=== PROVIDED DATA ===

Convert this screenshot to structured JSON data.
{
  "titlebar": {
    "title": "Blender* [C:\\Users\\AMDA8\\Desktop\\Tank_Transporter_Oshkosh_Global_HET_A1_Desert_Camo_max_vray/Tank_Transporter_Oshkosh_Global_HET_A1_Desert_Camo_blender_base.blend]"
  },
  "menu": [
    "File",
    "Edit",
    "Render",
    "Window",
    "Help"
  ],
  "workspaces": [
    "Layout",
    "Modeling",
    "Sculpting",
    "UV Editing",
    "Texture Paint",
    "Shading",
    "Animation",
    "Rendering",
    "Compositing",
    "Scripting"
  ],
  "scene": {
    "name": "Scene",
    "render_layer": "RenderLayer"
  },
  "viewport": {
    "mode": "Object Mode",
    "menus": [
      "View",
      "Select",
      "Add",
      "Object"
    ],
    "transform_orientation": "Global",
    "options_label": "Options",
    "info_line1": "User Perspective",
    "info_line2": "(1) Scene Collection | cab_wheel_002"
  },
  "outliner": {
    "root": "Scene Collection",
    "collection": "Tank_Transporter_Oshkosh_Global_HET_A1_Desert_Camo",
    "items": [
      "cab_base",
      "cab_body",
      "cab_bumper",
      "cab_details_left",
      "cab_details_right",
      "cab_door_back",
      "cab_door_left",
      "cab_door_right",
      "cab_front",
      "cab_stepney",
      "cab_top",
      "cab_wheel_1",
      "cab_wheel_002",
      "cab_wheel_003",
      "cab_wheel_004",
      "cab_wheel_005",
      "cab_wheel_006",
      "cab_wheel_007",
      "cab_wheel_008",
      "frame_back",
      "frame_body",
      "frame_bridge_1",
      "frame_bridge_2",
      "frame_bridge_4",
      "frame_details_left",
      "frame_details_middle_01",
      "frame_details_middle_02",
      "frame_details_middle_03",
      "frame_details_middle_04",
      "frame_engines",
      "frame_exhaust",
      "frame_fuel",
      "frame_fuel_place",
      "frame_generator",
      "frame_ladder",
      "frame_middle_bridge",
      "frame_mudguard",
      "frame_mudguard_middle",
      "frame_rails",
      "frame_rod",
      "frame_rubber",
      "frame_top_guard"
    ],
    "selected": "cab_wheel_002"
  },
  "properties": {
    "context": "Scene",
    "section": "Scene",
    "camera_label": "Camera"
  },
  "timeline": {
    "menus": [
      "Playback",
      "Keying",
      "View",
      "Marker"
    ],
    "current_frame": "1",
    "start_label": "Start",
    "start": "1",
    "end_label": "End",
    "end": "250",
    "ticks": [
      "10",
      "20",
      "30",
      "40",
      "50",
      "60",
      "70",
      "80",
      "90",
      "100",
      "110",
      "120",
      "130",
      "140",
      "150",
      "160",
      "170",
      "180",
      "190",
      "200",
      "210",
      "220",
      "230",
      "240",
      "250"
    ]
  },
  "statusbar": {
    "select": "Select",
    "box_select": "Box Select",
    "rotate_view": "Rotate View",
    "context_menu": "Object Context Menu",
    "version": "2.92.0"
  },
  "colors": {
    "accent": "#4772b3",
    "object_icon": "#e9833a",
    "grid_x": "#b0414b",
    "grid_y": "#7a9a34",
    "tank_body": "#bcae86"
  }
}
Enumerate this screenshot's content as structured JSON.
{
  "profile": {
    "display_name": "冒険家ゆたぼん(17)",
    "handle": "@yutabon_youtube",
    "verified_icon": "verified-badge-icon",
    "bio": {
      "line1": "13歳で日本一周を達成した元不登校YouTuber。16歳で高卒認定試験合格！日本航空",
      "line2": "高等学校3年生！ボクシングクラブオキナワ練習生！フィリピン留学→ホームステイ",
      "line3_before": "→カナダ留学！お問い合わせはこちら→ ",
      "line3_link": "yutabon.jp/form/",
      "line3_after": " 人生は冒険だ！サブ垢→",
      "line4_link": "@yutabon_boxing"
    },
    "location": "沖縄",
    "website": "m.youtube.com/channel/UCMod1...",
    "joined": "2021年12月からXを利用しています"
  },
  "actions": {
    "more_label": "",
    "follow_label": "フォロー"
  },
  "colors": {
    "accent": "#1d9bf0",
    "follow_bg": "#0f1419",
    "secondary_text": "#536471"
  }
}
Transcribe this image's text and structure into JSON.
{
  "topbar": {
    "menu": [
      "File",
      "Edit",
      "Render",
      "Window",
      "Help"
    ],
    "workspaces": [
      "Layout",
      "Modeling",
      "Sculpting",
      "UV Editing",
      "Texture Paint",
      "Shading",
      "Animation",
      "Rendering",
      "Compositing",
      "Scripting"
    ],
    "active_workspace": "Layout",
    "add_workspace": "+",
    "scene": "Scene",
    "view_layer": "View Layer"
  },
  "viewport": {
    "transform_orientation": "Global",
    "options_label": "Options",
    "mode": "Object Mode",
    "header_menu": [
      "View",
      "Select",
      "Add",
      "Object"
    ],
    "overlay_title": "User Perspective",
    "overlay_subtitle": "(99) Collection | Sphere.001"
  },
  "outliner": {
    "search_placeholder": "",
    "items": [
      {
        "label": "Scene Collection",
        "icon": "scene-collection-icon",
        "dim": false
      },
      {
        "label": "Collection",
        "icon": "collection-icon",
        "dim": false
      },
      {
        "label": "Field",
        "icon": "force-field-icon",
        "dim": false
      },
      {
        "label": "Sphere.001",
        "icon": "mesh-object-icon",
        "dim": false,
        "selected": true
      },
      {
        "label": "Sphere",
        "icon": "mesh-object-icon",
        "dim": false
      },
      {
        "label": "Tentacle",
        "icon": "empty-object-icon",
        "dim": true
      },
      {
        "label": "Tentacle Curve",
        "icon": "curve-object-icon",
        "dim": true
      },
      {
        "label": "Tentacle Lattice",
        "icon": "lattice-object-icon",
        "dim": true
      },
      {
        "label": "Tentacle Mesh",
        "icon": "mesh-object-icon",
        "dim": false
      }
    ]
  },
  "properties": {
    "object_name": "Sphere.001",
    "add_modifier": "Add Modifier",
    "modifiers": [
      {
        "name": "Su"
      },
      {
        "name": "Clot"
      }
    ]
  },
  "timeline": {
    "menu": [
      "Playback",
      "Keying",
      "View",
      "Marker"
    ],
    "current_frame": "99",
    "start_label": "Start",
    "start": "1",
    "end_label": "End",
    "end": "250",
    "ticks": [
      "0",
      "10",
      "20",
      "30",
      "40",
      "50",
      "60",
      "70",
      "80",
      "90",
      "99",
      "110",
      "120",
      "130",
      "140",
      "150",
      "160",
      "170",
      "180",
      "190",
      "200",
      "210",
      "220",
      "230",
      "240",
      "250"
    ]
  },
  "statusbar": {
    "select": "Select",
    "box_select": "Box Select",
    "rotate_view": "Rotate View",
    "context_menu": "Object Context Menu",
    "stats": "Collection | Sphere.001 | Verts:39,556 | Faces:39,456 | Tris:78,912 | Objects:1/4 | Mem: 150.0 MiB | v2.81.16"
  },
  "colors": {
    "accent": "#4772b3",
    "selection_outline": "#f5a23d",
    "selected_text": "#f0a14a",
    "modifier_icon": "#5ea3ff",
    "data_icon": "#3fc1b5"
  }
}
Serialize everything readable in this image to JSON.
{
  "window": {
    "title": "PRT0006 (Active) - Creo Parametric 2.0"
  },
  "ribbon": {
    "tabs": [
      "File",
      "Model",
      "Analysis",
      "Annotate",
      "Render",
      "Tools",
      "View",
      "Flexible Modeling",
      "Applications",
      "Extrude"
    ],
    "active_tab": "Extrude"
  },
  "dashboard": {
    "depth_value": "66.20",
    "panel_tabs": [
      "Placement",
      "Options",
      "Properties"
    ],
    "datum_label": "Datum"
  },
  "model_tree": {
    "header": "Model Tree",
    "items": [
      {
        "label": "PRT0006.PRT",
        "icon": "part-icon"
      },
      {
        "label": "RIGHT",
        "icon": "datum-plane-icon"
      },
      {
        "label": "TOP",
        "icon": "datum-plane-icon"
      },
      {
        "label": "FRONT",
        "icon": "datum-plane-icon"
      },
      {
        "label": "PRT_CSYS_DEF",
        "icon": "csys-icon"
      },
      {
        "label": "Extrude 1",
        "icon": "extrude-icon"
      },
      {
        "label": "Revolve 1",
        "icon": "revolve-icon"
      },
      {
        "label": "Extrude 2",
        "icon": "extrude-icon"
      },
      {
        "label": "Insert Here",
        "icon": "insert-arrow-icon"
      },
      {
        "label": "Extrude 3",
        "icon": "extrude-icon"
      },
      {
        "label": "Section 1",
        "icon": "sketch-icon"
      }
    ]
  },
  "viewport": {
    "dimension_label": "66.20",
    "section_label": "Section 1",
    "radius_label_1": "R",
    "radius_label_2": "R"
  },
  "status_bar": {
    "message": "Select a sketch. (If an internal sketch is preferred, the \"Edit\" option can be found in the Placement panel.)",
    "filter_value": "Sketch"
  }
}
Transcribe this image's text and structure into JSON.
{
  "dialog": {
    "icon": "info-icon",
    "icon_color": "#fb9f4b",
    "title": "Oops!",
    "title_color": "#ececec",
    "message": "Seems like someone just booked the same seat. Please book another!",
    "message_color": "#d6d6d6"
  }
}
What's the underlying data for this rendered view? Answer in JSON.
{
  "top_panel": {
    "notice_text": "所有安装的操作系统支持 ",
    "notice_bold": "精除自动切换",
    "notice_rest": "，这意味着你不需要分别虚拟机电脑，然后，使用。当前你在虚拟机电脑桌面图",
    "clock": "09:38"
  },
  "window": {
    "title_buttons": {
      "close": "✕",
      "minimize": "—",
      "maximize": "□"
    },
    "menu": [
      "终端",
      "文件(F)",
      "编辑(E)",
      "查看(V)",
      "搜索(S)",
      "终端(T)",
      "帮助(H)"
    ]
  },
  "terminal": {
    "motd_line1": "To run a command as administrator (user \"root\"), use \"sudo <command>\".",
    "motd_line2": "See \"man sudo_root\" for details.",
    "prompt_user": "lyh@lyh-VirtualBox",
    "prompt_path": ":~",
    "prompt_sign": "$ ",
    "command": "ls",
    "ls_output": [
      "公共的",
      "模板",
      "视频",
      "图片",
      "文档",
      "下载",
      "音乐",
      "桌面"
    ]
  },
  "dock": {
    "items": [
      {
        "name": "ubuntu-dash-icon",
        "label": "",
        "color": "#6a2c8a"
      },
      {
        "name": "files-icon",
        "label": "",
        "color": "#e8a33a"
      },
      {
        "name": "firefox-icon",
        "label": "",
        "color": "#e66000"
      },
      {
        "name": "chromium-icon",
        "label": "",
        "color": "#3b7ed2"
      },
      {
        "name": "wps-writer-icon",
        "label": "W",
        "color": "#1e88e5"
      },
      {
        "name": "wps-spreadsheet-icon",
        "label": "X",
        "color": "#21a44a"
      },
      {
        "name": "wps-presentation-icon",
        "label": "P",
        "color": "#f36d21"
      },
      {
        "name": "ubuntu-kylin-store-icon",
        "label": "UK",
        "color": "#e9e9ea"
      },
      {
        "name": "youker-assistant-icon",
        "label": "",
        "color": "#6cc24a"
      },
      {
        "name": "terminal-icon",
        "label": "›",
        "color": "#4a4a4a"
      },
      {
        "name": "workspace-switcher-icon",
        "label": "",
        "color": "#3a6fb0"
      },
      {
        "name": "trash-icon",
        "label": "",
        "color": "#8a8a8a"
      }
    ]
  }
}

=== WHAT YOU NEED TO DO ===
Determine how many of the lines above hold the word "Layout", and output that number by itself.

=== PROBLEM SOLUTION ===
3